• [Request] Reproduce all entries verbatim, with nothing added or dropped.

• [Supplied records]

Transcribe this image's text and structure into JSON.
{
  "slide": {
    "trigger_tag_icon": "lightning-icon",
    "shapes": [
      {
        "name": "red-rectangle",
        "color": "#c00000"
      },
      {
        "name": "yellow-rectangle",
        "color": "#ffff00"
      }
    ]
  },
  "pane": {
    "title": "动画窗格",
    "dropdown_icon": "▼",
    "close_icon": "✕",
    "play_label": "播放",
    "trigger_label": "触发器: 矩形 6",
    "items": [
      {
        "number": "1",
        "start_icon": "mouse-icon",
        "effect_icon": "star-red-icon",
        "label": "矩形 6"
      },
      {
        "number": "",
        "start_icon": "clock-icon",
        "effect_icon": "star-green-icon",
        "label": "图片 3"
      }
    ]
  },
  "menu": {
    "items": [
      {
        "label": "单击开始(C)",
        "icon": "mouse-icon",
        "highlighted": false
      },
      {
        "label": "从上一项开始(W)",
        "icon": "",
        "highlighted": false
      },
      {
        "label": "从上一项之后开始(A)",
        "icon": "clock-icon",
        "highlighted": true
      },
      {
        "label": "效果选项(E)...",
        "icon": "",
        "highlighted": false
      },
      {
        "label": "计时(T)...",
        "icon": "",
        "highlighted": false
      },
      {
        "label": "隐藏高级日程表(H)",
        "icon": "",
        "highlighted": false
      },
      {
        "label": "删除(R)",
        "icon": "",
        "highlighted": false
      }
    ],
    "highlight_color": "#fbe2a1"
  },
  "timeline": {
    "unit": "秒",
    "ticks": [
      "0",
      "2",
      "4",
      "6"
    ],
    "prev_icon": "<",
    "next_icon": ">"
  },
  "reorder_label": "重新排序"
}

• [Response to this exercise]
Transcribe this image's text and structure into JSON.
{
  "slide": {
    "trigger_tag_icon": "lightning-icon",
    "shapes": [
      {
        "name": "red-rectangle",
        "color": "#c00000"
      },
      {
        "name": "yellow-rectangle",
        "color": "#ffff00"
      }
    ]
  },
  "pane": {
    "title": "动画窗格",
    "dropdown_icon": "▼",
    "close_icon": "✕",
    "play_label": "播放",
    "trigger_label": "触发器: 矩形 6",
    "items": [
      {
        "number": "1",
        "start_icon": "mouse-icon",
        "effect_icon": "star-red-icon",
        "label": "矩形 6"
      },
      {
        "number": "",
        "start_icon": "clock-icon",
        "effect_icon": "star-green-icon",
        "label": "图片 3"
      }
    ]
  },
  "menu": {
    "items": [
      {
        "label": "单击开始(C)",
        "icon": "mouse-icon",
        "highlighted": false
      },
      {
        "label": "从上一项开始(W)",
        "icon": "",
        "highlighted": false
      },
      {
        "label": "从上一项之后开始(A)",
        "icon": "clock-icon",
        "highlighted": true
      },
      {
        "label": "效果选项(E)...",
        "icon": "",
        "highlighted": false
      },
      {
        "label": "计时(T)...",
        "icon": "",
        "highlighted": false
      },
      {
        "label": "隐藏高级日程表(H)",
        "icon": "",
        "highlighted": false
      },
      {
        "label": "删除(R)",
        "icon": "",
        "highlighted": false
      }
    ],
    "highlight_color": "#fbe2a1"
  },
  "timeline": {
    "unit": "秒",
    "ticks": [
      "0",
      "2",
      "4",
      "6"
    ],
    "prev_icon": "<",
    "next_icon": ">"
  },
  "reorder_label": "重新排序"
}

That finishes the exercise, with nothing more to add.